▼▼▼

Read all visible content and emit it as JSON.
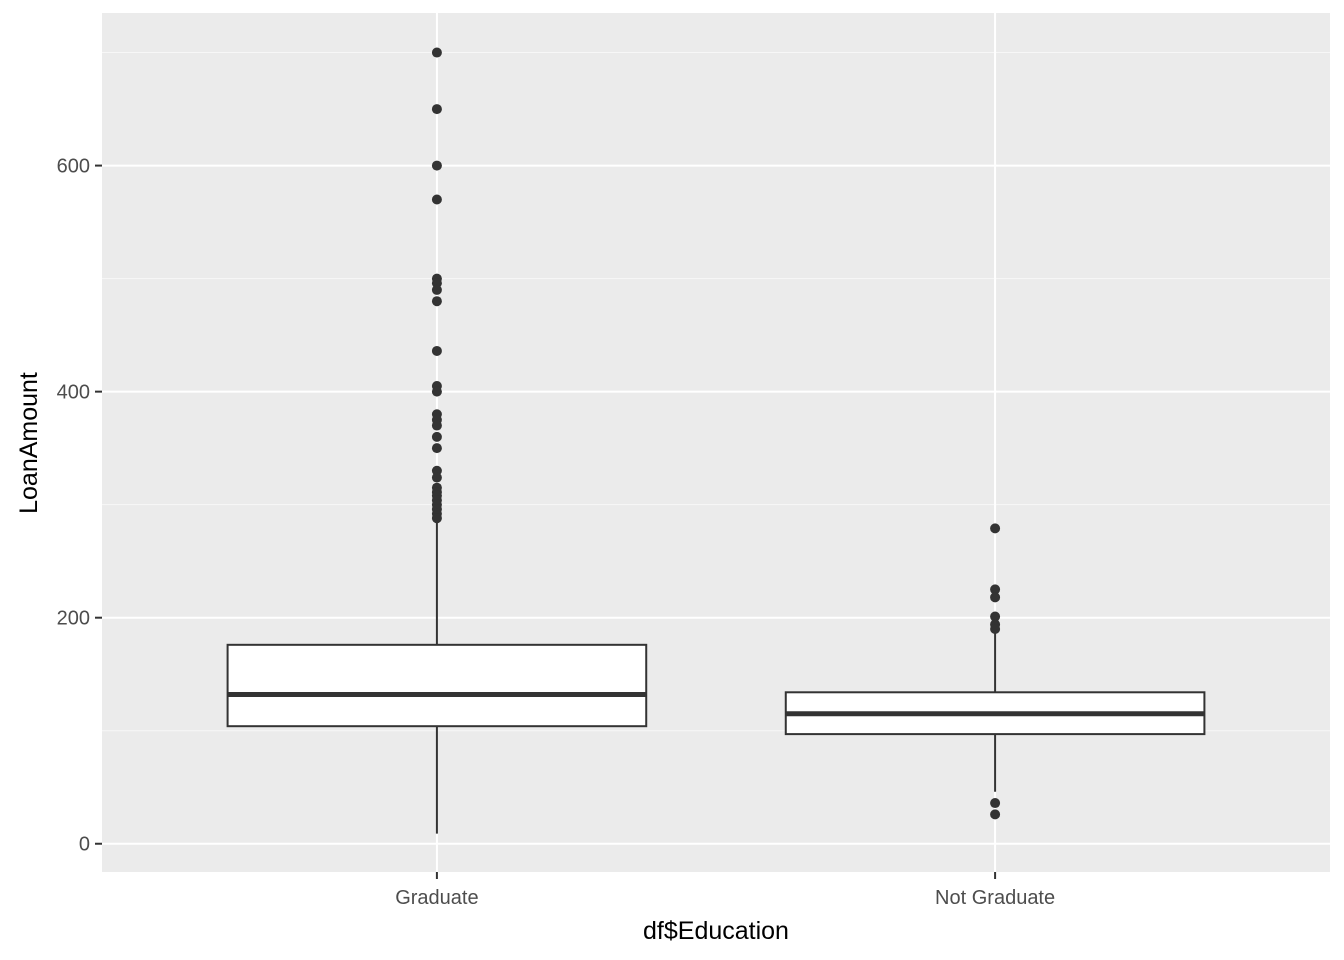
{
  "chart_data": {
    "type": "box",
    "title": "",
    "xlabel": "df$Education",
    "ylabel": "LoanAmount",
    "ylim": [
      -25,
      735
    ],
    "y_ticks": [
      0,
      200,
      400,
      600
    ],
    "y_tick_labels": [
      "0",
      "200",
      "400",
      "600"
    ],
    "y_minor_ticks": [
      100,
      300,
      500,
      700
    ],
    "grid": true,
    "legend": "none",
    "categories": [
      "Graduate",
      "Not Graduate"
    ],
    "boxes": [
      {
        "category": "Graduate",
        "whisker_low": 9,
        "q1": 104,
        "median": 132,
        "q3": 176,
        "whisker_high": 285,
        "outliers": [
          700,
          650,
          600,
          570,
          500,
          496,
          490,
          480,
          436,
          405,
          400,
          380,
          375,
          370,
          360,
          350,
          330,
          324,
          315,
          311,
          308,
          304,
          300,
          296,
          292,
          288
        ]
      },
      {
        "category": "Not Graduate",
        "whisker_low": 46,
        "q1": 97,
        "median": 115,
        "q3": 134,
        "whisker_high": 187,
        "outliers": [
          279,
          225,
          218,
          201,
          194,
          190,
          36,
          26
        ]
      }
    ],
    "colors": {
      "panel_background": "#ebebeb",
      "grid_major": "#ffffff",
      "box_fill": "#ffffff",
      "box_stroke": "#333333",
      "outlier": "#333333",
      "tick_text": "#4d4d4d",
      "axis_title": "#000000"
    }
  }
}
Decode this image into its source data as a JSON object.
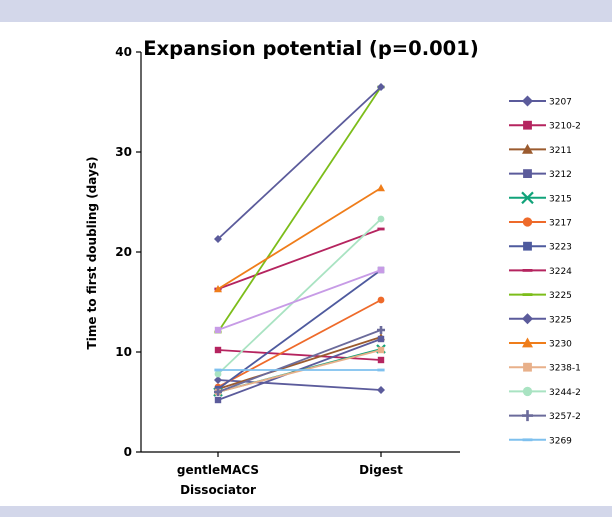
{
  "chart_data": {
    "type": "line",
    "title": "Expansion potential (p=0.001)",
    "ylabel": "Time to first doubling (days)",
    "xlabel": "",
    "categories": [
      [
        "gentleMACS",
        "Dissociator"
      ],
      [
        "Digest"
      ]
    ],
    "ylim": [
      0,
      40
    ],
    "yticks": [
      0,
      10,
      20,
      30,
      40
    ],
    "grid": false,
    "legend_position": "right",
    "series": [
      {
        "name": "3207",
        "color": "#5b5b9b",
        "marker": "diamond",
        "values": [
          7.2,
          6.2
        ]
      },
      {
        "name": "3210-2",
        "color": "#b5245f",
        "marker": "square",
        "values": [
          10.2,
          9.2
        ]
      },
      {
        "name": "3211",
        "color": "#9b5b2f",
        "marker": "triangle",
        "values": [
          6.3,
          11.5
        ]
      },
      {
        "name": "3212",
        "color": "#5b5b9b",
        "marker": "square",
        "values": [
          5.2,
          11.3
        ]
      },
      {
        "name": "3215",
        "color": "#11a37a",
        "marker": "x",
        "values": [
          6.0,
          10.3
        ]
      },
      {
        "name": "3217",
        "color": "#ee6a2a",
        "marker": "circle",
        "values": [
          6.5,
          15.2
        ]
      },
      {
        "name": "3223",
        "color": "#4e5a9e",
        "marker": "square",
        "values": [
          6.3,
          18.2
        ]
      },
      {
        "name": "3224",
        "color": "#b5245f",
        "marker": "dash",
        "values": [
          16.3,
          22.3
        ]
      },
      {
        "name": "3225",
        "color": "#7cbd1a",
        "marker": "dash",
        "values": [
          12.0,
          36.5
        ]
      },
      {
        "name": "3225",
        "color": "#5b5b9b",
        "marker": "diamond",
        "values": [
          21.3,
          36.5
        ]
      },
      {
        "name": "3230",
        "color": "#ef7d1a",
        "marker": "triangle",
        "values": [
          16.3,
          26.4
        ]
      },
      {
        "name": "3238-1",
        "color": "#e8b08a",
        "marker": "square",
        "values": [
          6.0,
          10.2
        ]
      },
      {
        "name": "3244-2",
        "color": "#a9e3c2",
        "marker": "circle",
        "values": [
          7.8,
          23.3
        ]
      },
      {
        "name": "3257-2",
        "color": "#6b6b9b",
        "marker": "plus",
        "values": [
          6.0,
          12.2
        ]
      },
      {
        "name": "3269",
        "color": "#7ec0ee",
        "marker": "dash",
        "values": [
          8.2,
          8.2
        ]
      },
      {
        "name": "",
        "color": "#c79be6",
        "marker": "square",
        "values": [
          12.2,
          18.2
        ]
      }
    ]
  }
}
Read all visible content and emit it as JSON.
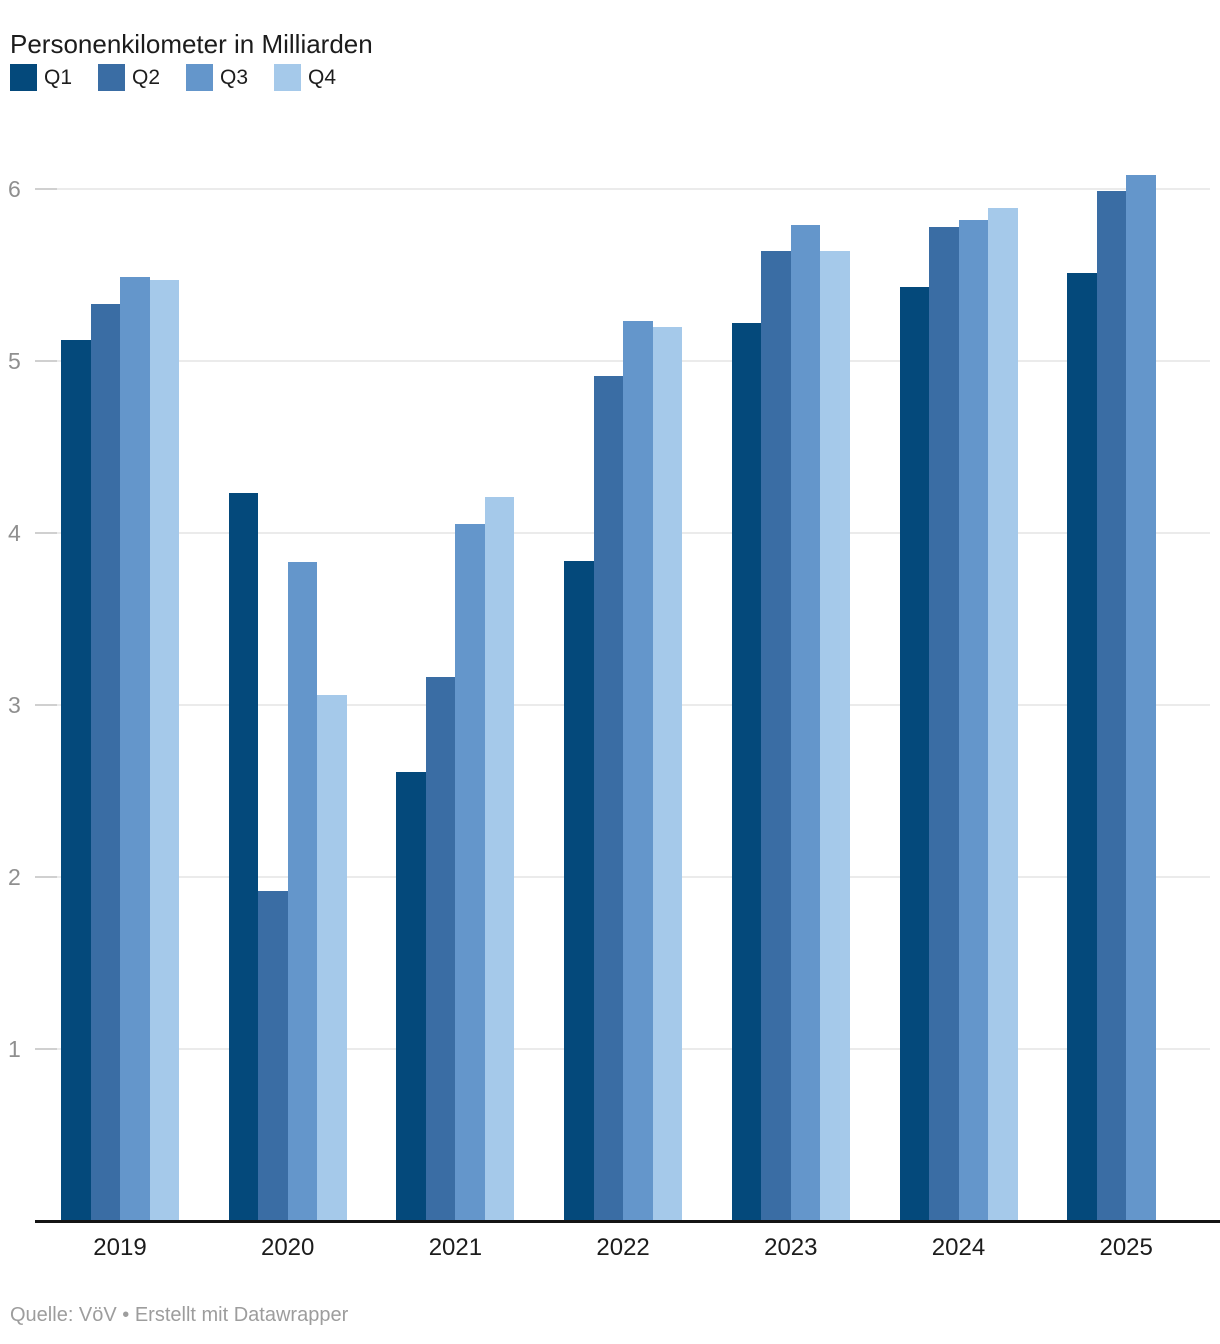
{
  "header": {
    "title": "Personenkilometer in Milliarden"
  },
  "chart_data": {
    "type": "bar",
    "title": "Personenkilometer in Milliarden",
    "categories": [
      "2019",
      "2020",
      "2021",
      "2022",
      "2023",
      "2024",
      "2025"
    ],
    "series": [
      {
        "name": "Q1",
        "color": "#04497b",
        "values": [
          5.12,
          4.23,
          2.61,
          3.84,
          5.22,
          5.43,
          5.51
        ]
      },
      {
        "name": "Q2",
        "color": "#3a6da4",
        "values": [
          5.33,
          1.92,
          3.16,
          4.91,
          5.64,
          5.78,
          5.99
        ]
      },
      {
        "name": "Q3",
        "color": "#6496cb",
        "values": [
          5.49,
          3.83,
          4.05,
          5.23,
          5.79,
          5.82,
          6.08
        ]
      },
      {
        "name": "Q4",
        "color": "#a5c9ea",
        "values": [
          5.47,
          3.06,
          4.21,
          5.2,
          5.64,
          5.89,
          null
        ]
      }
    ],
    "ylabel": "",
    "xlabel": "",
    "ylim": [
      0,
      6.24
    ],
    "yticks": [
      1,
      2,
      3,
      4,
      5,
      6
    ],
    "grid": true,
    "legend_position": "top-left"
  },
  "footer": {
    "text": "Quelle: VöV • Erstellt mit Datawrapper"
  }
}
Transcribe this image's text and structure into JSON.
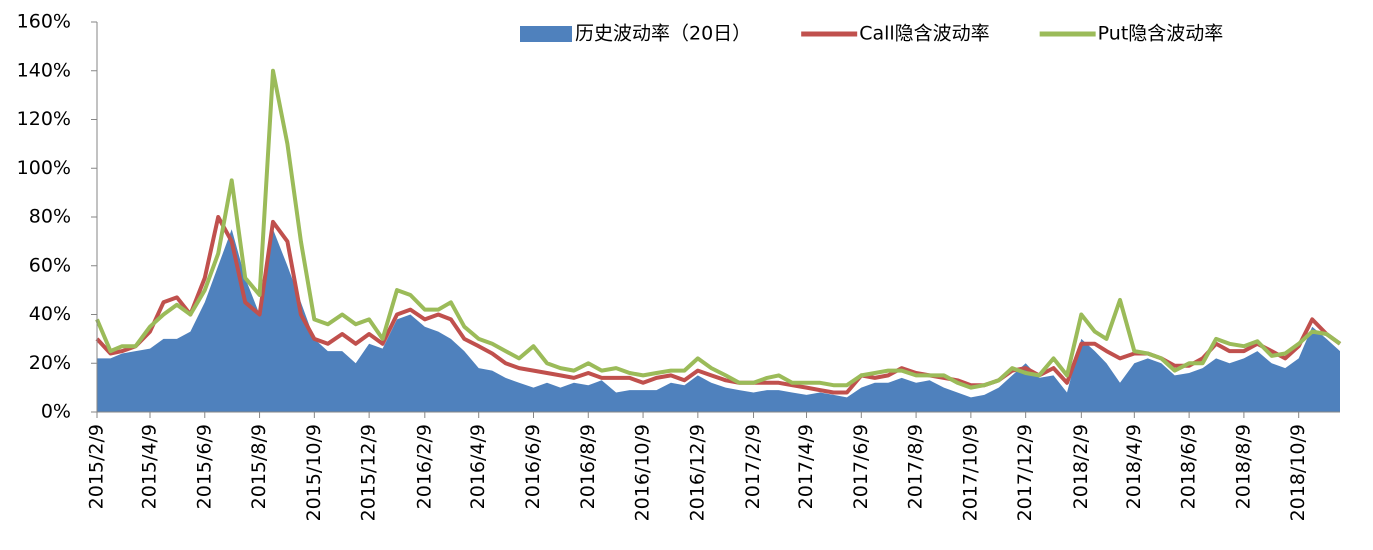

▲▲▲

Using the listing, copy every line where the word "Graduate" shows up.

      "Graduate",
      "Not Graduate"
        "category": "Graduate",
        "category": "Not Graduate",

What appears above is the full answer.